Instructions to follow
Scan the lines below for the string "widgets" and copy every one that has it.
#### Provided entries ####
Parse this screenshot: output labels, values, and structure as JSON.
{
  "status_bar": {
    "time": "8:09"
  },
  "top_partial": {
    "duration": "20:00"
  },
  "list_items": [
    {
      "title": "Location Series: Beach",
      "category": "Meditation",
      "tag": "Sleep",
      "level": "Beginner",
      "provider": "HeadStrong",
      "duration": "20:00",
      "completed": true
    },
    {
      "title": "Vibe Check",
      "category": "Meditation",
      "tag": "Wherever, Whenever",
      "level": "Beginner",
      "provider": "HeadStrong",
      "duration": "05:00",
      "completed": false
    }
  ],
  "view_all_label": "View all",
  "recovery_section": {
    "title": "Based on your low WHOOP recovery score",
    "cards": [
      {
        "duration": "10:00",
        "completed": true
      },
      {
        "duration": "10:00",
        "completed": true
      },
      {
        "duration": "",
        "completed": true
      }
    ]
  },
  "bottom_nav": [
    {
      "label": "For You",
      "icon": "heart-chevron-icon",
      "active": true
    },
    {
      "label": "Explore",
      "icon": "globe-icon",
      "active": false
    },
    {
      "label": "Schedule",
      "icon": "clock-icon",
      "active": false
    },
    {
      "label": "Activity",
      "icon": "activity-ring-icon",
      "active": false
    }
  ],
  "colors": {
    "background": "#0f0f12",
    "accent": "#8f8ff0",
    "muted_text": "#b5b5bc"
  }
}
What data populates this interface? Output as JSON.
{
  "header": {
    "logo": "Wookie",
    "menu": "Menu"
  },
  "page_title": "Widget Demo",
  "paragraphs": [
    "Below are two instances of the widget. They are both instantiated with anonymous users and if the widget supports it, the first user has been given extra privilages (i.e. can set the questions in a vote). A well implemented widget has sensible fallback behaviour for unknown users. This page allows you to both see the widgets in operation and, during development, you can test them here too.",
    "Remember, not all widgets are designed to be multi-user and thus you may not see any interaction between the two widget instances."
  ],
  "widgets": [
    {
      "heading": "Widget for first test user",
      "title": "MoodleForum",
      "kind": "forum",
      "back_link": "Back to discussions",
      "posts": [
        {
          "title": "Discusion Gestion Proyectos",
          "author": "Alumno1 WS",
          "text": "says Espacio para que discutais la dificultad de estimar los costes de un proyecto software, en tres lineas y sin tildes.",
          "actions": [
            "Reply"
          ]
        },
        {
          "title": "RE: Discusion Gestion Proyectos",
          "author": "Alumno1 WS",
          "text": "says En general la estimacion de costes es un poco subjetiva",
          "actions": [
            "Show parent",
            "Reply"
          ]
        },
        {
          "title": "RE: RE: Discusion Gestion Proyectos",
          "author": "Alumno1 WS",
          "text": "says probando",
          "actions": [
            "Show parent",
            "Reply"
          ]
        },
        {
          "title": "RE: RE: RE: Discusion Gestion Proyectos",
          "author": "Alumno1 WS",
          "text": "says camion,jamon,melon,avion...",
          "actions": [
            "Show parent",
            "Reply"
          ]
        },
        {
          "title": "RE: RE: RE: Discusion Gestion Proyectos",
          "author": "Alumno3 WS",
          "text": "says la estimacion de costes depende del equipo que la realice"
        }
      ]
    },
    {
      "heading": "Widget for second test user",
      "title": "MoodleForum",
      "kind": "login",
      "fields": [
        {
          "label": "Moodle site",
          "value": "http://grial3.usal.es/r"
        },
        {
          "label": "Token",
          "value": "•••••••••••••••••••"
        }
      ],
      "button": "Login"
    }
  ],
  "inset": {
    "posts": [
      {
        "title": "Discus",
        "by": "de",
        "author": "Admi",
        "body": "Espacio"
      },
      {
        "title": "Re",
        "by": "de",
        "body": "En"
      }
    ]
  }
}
####
Full answer
    "Below are two instances of the widget. They are both instantiated with anonymous users and if the widget supports it, the first user has been given extra privilages (i.e. can set the questions in a vote). A well implemented widget has sensible fallback behaviour for unknown users. This page allows you to both see the widgets in operation and, during development, you can test them here too.",
    "Remember, not all widgets are designed to be multi-user and thus you may not see any interaction between the two widget instances."
  "widgets": [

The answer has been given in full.